- _Exercise prompt_
Track down every line below that holds "funnel" and copy it.

+-------+

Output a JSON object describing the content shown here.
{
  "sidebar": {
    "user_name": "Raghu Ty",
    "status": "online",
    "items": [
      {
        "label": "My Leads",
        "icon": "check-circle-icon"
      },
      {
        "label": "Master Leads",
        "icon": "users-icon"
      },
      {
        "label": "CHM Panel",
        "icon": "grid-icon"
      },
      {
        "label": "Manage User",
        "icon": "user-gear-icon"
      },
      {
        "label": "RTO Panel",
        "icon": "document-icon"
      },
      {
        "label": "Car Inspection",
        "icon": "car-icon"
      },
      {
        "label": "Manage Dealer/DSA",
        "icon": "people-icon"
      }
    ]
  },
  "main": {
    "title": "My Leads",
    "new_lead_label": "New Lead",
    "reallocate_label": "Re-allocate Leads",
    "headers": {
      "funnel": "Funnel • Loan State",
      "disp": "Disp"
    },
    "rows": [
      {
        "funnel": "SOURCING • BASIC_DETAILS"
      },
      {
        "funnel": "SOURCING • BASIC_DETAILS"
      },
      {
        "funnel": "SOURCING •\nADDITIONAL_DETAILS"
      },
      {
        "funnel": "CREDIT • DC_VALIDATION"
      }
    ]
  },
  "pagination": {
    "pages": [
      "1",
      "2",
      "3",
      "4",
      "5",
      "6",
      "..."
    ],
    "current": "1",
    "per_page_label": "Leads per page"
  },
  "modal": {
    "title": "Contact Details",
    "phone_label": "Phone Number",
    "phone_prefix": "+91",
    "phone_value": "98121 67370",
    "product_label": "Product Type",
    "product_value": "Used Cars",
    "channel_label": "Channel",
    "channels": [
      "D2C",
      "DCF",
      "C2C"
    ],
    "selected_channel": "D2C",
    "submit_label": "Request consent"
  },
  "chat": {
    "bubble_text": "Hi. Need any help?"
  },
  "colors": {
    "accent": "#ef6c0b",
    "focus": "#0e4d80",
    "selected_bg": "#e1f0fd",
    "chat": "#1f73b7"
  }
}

+-------+

- _Response to this exercise_
      "funnel": "Funnel • Loan State",
        "funnel": "SOURCING • BASIC_DETAILS"
        "funnel": "SOURCING • BASIC_DETAILS"
        "funnel": "SOURCING •\nADDITIONAL_DETAILS"
        "funnel": "CREDIT • DC_VALIDATION"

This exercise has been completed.